L’art. 22 al. 3 LCH prévoit notam­ment que la Municipalité peut auto­ri­ser la trans­mis­sion de données à des orga­nismes privés pour permettre la réali­sa­tion de travaux d’intérêt géné­ral. Contrairement au cas de la commu­ni­ca­tion de données à des parti­cu­liers, il n’est pas néces­saire pour l’organisme privé de dési­gner nommé­ment les personnes. Cela implique de facto qu’un orga­nisme privé pour­rait obte­nir des listes d’adresses. À cet égard, préci­sons que seule la Municipalité est compé­tente pour auto­ri­ser ou non la trans­mis­sion des données. Sur ce dernier point, seules les données listées à l’art. 22 al. 1 LCH peuvent être communiquées.

Ni la notion d’organisme privé ni la notion de travail d’intérêt géné­ral ne sont défi­nies par la loi. Selon nous, la notion d’organisme privé doit s’interpréter au sens large. En ce qui concerne la notion de travail d’intérêt géné­ral, le Guide pratique précité donne quelques exemples. Le recru­te­ment de nouveaux membres ou la collecte de fonds ne peuvent ainsi pas être compris comme pour­sui­vant un travail d’intérêt géné­ral. À l’inverse, pour­rait être compris comme pour­sui­vant un travail d’intérêt géné­ral l’envoi de docu­ments infor­ma­tifs ou l’organisation d’un événe­ment festif par une école de musique ou une société de tir locale. Si la Municipalité garde une marge d’appréciation, elle doit impé­ra­ti­ve­ment faire preuve de discer­ne­ment et de rete­nue dans la trans­mis­sion de listes d’adresses. La Municipalité garde égale­ment la possi­bi­lité de pronon­cer un émolument.

=== Consignes ===
- 1) Selon le document, quelle autorité est seule compétente pour autoriser ou non la transmission des données ?
- 2) Énumérez toutes les activités que le document cite en exemple à propos de la notion de travail d'intérêt général.
- 3) Reproduisez fidèlement le passage du document qui va de « L’art. 22 al. 3 LCH » à « peuvent être communiquées. ».

=== Données recueillies ===
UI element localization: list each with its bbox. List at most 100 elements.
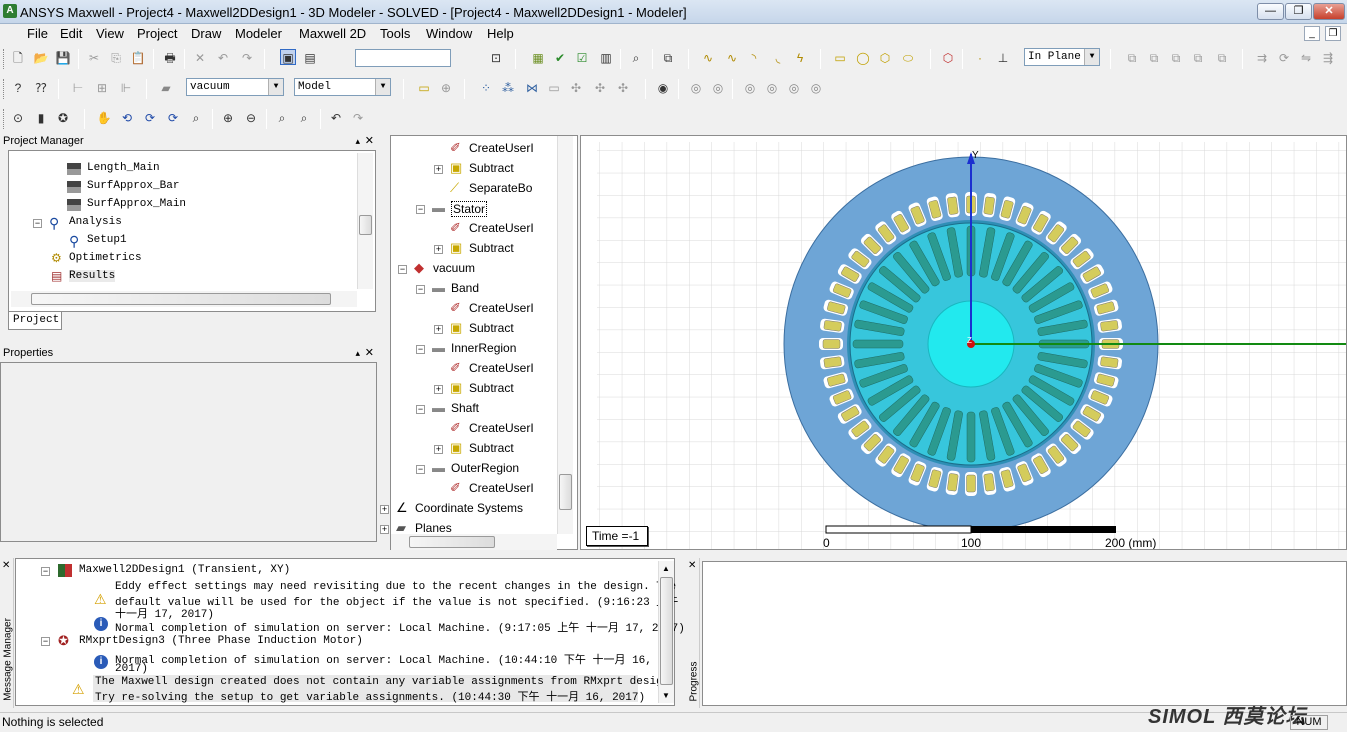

=== Réponses ===
- 1) Seule la Municipalité est compétente pour autoriser ou non la transmission des données.

- 2)
- Le recrutement de nouveaux membres
- La collecte de fonds
- L'envoi de documents informatifs
- L'organisation d'un événement festif par une école de musique ou une société de tir locale

- 3)
L’art. 22 al. 3 LCH prévoit notam­ment que la Municipalité peut auto­ri­ser la trans­mis­sion de données à des orga­nismes privés pour permettre la réali­sa­tion de travaux d’intérêt géné­ral. Contrairement au cas de la commu­ni­ca­tion de données à des parti­cu­liers, il n’est pas néces­saire pour l’organisme privé de dési­gner nommé­ment les personnes. Cela implique de facto qu’un orga­nisme privé pour­rait obte­nir des listes d’adresses. À cet égard, préci­sons que seule la Municipalité est compé­tente pour auto­ri­ser ou non la trans­mis­sion des données. Sur ce dernier point, seules les données listées à l’art. 22 al. 1 LCH peuvent être communiquées.